[Instructions to follow]
Could you turn each of the rows below into a numbered list of its lines, skipping any blank lines and leaving out the pictures?
** Start of Input rows **
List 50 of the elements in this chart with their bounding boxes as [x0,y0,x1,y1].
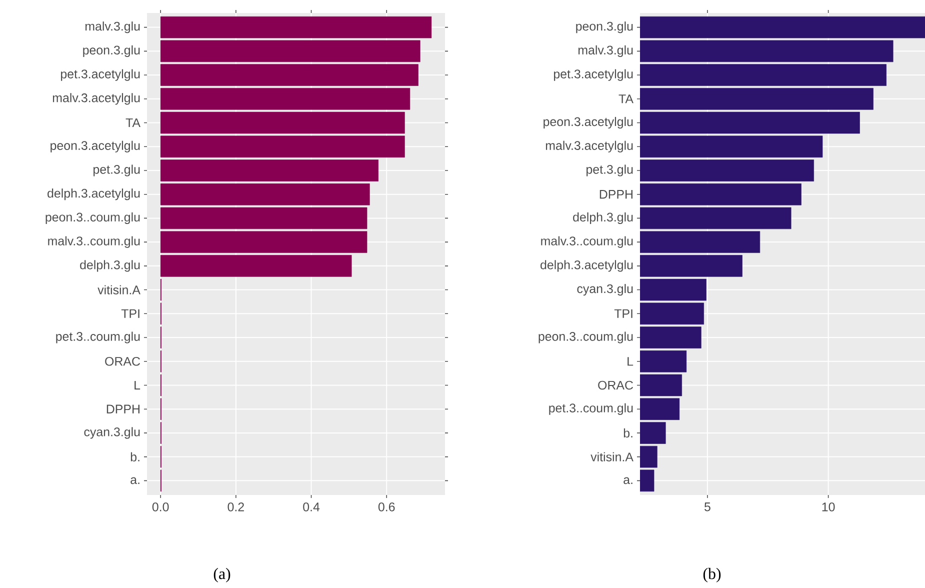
y-tick-label: vitisin.A [98,285,140,294]
y-tick-label: TPI [121,309,140,318]
y-tick-label: pet.3.glu [94,164,140,176]
y-tick-label: pet.3.glu [586,164,633,176]
y-tick-label: pet.3.acetylglu [60,69,140,81]
bar [160,160,378,182]
y-tick-label: b. [130,452,140,462]
y-tick-label: cyan.3.glu [84,427,140,439]
y-tick-label: delph.3.glu [573,212,633,224]
y-tick-label: DPPH [600,190,632,199]
text: (a) [214,568,230,582]
y-tick-label: ORAC [598,380,634,390]
y-tick-label: L [628,357,634,366]
text: (b) [703,568,721,582]
x-tick-label: 0.0 [152,502,169,512]
y-tick-label: b. [624,428,632,438]
y-tick-label: delph.3.acetylglu [540,260,633,272]
y-tick-label: malv.3..coum.glu [541,236,633,248]
y-tick-label: pet.3.acetylglu [554,69,633,81]
y-tick-label: TA [618,94,634,104]
y-tick-label: malv.3.acetylglu [546,140,633,152]
y-tick-label: peon.3.glu [83,45,140,57]
y-tick-label: peon.3.acetylglu [50,140,140,152]
y-tick-label: TPI [614,309,632,318]
y-tick-label: peon.3.glu [576,21,633,34]
y-tick-label: a. [624,477,632,484]
x-tick-label: 10 [822,502,835,512]
x-tick-label: 5 [704,502,710,512]
x-tick-label: 0.6 [378,502,395,512]
y-tick-label: peon.3..coum.glu [46,212,140,224]
y-tick-label: a. [130,477,140,484]
bar [160,64,418,86]
x-tick-label: 0.2 [228,502,244,512]
y-tick-label: TA [126,118,140,128]
y-tick-label: malv.3..coum.glu [48,236,140,248]
y-tick-label: malv.3.acetylglu [52,93,140,105]
y-tick-label: DPPH [106,404,140,414]
y-tick-label: peon.3.acetylglu [544,116,633,129]
y-tick-label: delph.3.glu [80,260,140,272]
y-tick-label: pet.3..coum.glu [56,332,140,344]
y-tick-label: malv.3.glu [85,21,140,34]
y-tick-label: ORAC [105,356,140,366]
x-tick-label: 0.4 [303,502,320,512]
y-tick-label: vitisin.A [590,452,634,462]
y-tick-label: L [134,380,140,390]
y-tick-label: delph.3.acetylglu [48,188,140,200]
y-tick-label: pet.3..coum.glu [549,403,633,415]
y-tick-label: peon.3..coum.glu [538,332,633,344]
y-tick-label: malv.3.glu [578,45,633,57]
y-tick-label: cyan.3.glu [577,284,633,296]
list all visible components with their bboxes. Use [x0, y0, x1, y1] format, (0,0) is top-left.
** End of Input rows **
[Correct answer]
1. List 50 of the elements in this chart with their bounding boxes as [x0,y0,x1,y1].
2. y-tick-label: vitisin.A [98,285,140,294]
3. y-tick-label: TPI [121,309,140,318]
4. y-tick-label: pet.3.glu [94,164,140,176]
5. y-tick-label: pet.3.glu [586,164,633,176]
6. y-tick-label: pet.3.acetylglu [60,69,140,81]
7. bar [160,160,378,182]
8. y-tick-label: b. [130,452,140,462]
9. y-tick-label: cyan.3.glu [84,427,140,439]
10. y-tick-label: delph.3.glu [573,212,633,224]
11. y-tick-label: DPPH [600,190,632,199]
12. text: (a) [214,568,230,582]
13. y-tick-label: ORAC [598,380,634,390]
14. y-tick-label: L [628,357,634,366]
15. text: (b) [703,568,721,582]
16. x-tick-label: 0.0 [152,502,169,512]
17. y-tick-label: b. [624,428,632,438]
18. y-tick-label: delph.3.acetylglu [540,260,633,272]
19. y-tick-label: malv.3..coum.glu [541,236,633,248]
20. y-tick-label: pet.3.acetylglu [554,69,633,81]
21. y-tick-label: TA [618,94,634,104]
22. y-tick-label: malv.3.acetylglu [546,140,633,152]
23. y-tick-label: peon.3.glu [83,45,140,57]
24. y-tick-label: peon.3.acetylglu [50,140,140,152]
25. y-tick-label: TPI [614,309,632,318]
26. y-tick-label: peon.3.glu [576,21,633,34]
27. y-tick-label: a. [624,477,632,484]
28. x-tick-label: 10 [822,502,835,512]
29. x-tick-label: 5 [704,502,710,512]
30. x-tick-label: 0.6 [378,502,395,512]
31. y-tick-label: peon.3..coum.glu [46,212,140,224]
32. y-tick-label: a. [130,477,140,484]
33. bar [160,64,418,86]
34. x-tick-label: 0.2 [228,502,244,512]
35. y-tick-label: TA [126,118,140,128]
36. y-tick-label: malv.3..coum.glu [48,236,140,248]
37. y-tick-label: malv.3.acetylglu [52,93,140,105]
38. y-tick-label: DPPH [106,404,140,414]
39. y-tick-label: peon.3.acetylglu [544,116,633,129]
40. y-tick-label: delph.3.glu [80,260,140,272]
41. y-tick-label: pet.3..coum.glu [56,332,140,344]
42. y-tick-label: malv.3.glu [85,21,140,34]
43. y-tick-label: ORAC [105,356,140,366]
44. x-tick-label: 0.4 [303,502,320,512]
45. y-tick-label: vitisin.A [590,452,634,462]
46. y-tick-label: L [134,380,140,390]
47. y-tick-label: delph.3.acetylglu [48,188,140,200]
48. y-tick-label: pet.3..coum.glu [549,403,633,415]
49. y-tick-label: peon.3..coum.glu [538,332,633,344]
50. y-tick-label: malv.3.glu [578,45,633,57]
51. y-tick-label: cyan.3.glu [577,284,633,296]
52. list all visible components with their bboxes. Use [x0, y0, x1, y1] format, (0,0) is top-left.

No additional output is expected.